▶ [Material for the task]
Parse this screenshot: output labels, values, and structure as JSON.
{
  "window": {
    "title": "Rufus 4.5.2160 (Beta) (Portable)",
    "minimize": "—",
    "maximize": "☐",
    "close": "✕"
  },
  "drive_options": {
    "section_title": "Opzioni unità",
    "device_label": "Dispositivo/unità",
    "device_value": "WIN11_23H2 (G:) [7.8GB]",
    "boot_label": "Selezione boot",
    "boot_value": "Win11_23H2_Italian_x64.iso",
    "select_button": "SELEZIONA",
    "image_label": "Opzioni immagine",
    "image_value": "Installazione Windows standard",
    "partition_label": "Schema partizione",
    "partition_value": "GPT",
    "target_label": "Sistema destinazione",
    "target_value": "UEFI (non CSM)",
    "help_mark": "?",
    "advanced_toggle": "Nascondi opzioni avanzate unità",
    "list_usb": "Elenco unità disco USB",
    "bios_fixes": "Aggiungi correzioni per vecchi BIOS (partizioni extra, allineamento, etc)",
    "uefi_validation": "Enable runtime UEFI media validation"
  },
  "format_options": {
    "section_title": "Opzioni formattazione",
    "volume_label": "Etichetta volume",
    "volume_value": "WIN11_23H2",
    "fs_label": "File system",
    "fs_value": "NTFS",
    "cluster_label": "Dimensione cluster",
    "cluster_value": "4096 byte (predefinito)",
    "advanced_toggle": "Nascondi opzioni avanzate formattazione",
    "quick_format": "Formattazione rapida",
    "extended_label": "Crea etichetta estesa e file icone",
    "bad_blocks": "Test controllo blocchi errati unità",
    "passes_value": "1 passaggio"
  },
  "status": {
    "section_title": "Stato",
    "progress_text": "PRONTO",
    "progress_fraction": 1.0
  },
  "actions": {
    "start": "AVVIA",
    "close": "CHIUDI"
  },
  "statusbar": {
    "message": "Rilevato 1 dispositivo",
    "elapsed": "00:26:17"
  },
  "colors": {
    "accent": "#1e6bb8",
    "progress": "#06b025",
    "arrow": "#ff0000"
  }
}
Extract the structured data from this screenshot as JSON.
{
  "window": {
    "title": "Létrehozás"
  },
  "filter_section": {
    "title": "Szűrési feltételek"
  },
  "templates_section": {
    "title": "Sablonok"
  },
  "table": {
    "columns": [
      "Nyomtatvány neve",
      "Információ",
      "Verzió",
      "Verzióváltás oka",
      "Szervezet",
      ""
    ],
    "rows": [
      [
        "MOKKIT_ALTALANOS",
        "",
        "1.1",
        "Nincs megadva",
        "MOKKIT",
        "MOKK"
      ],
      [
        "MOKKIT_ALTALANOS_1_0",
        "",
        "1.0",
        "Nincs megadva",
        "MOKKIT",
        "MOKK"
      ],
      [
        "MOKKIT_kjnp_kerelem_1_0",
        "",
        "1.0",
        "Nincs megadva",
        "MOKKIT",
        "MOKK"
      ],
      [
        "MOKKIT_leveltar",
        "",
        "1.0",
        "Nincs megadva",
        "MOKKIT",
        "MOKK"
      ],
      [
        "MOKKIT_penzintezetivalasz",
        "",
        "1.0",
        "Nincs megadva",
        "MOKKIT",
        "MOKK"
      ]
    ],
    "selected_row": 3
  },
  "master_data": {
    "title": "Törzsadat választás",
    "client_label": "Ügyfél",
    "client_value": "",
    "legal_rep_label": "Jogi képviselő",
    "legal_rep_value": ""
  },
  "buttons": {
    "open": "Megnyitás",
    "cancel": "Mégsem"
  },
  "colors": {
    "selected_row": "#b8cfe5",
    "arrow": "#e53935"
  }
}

▶ [Work required]
Reproduce the material precisely, including every line.

▶ [Solution below]
Parse this screenshot: output labels, values, and structure as JSON.
{
  "window": {
    "title": "Rufus 4.5.2160 (Beta) (Portable)",
    "minimize": "—",
    "maximize": "☐",
    "close": "✕"
  },
  "drive_options": {
    "section_title": "Opzioni unità",
    "device_label": "Dispositivo/unità",
    "device_value": "WIN11_23H2 (G:) [7.8GB]",
    "boot_label": "Selezione boot",
    "boot_value": "Win11_23H2_Italian_x64.iso",
    "select_button": "SELEZIONA",
    "image_label": "Opzioni immagine",
    "image_value": "Installazione Windows standard",
    "partition_label": "Schema partizione",
    "partition_value": "GPT",
    "target_label": "Sistema destinazione",
    "target_value": "UEFI (non CSM)",
    "help_mark": "?",
    "advanced_toggle": "Nascondi opzioni avanzate unità",
    "list_usb": "Elenco unità disco USB",
    "bios_fixes": "Aggiungi correzioni per vecchi BIOS (partizioni extra, allineamento, etc)",
    "uefi_validation": "Enable runtime UEFI media validation"
  },
  "format_options": {
    "section_title": "Opzioni formattazione",
    "volume_label": "Etichetta volume",
    "volume_value": "WIN11_23H2",
    "fs_label": "File system",
    "fs_value": "NTFS",
    "cluster_label": "Dimensione cluster",
    "cluster_value": "4096 byte (predefinito)",
    "advanced_toggle": "Nascondi opzioni avanzate formattazione",
    "quick_format": "Formattazione rapida",
    "extended_label": "Crea etichetta estesa e file icone",
    "bad_blocks": "Test controllo blocchi errati unità",
    "passes_value": "1 passaggio"
  },
  "status": {
    "section_title": "Stato",
    "progress_text": "PRONTO",
    "progress_fraction": 1.0
  },
  "actions": {
    "start": "AVVIA",
    "close": "CHIUDI"
  },
  "statusbar": {
    "message": "Rilevato 1 dispositivo",
    "elapsed": "00:26:17"
  },
  "colors": {
    "accent": "#1e6bb8",
    "progress": "#06b025",
    "arrow": "#ff0000"
  }
}
Extract the structured data from this screenshot as JSON.
{
  "window": {
    "title": "Létrehozás"
  },
  "filter_section": {
    "title": "Szűrési feltételek"
  },
  "templates_section": {
    "title": "Sablonok"
  },
  "table": {
    "columns": [
      "Nyomtatvány neve",
      "Információ",
      "Verzió",
      "Verzióváltás oka",
      "Szervezet",
      ""
    ],
    "rows": [
      [
        "MOKKIT_ALTALANOS",
        "",
        "1.1",
        "Nincs megadva",
        "MOKKIT",
        "MOKK"
      ],
      [
        "MOKKIT_ALTALANOS_1_0",
        "",
        "1.0",
        "Nincs megadva",
        "MOKKIT",
        "MOKK"
      ],
      [
        "MOKKIT_kjnp_kerelem_1_0",
        "",
        "1.0",
        "Nincs megadva",
        "MOKKIT",
        "MOKK"
      ],
      [
        "MOKKIT_leveltar",
        "",
        "1.0",
        "Nincs megadva",
        "MOKKIT",
        "MOKK"
      ],
      [
        "MOKKIT_penzintezetivalasz",
        "",
        "1.0",
        "Nincs megadva",
        "MOKKIT",
        "MOKK"
      ]
    ],
    "selected_row": 3
  },
  "master_data": {
    "title": "Törzsadat választás",
    "client_label": "Ügyfél",
    "client_value": "",
    "legal_rep_label": "Jogi képviselő",
    "legal_rep_value": ""
  },
  "buttons": {
    "open": "Megnyitás",
    "cancel": "Mégsem"
  },
  "colors": {
    "selected_row": "#b8cfe5",
    "arrow": "#e53935"
  }
}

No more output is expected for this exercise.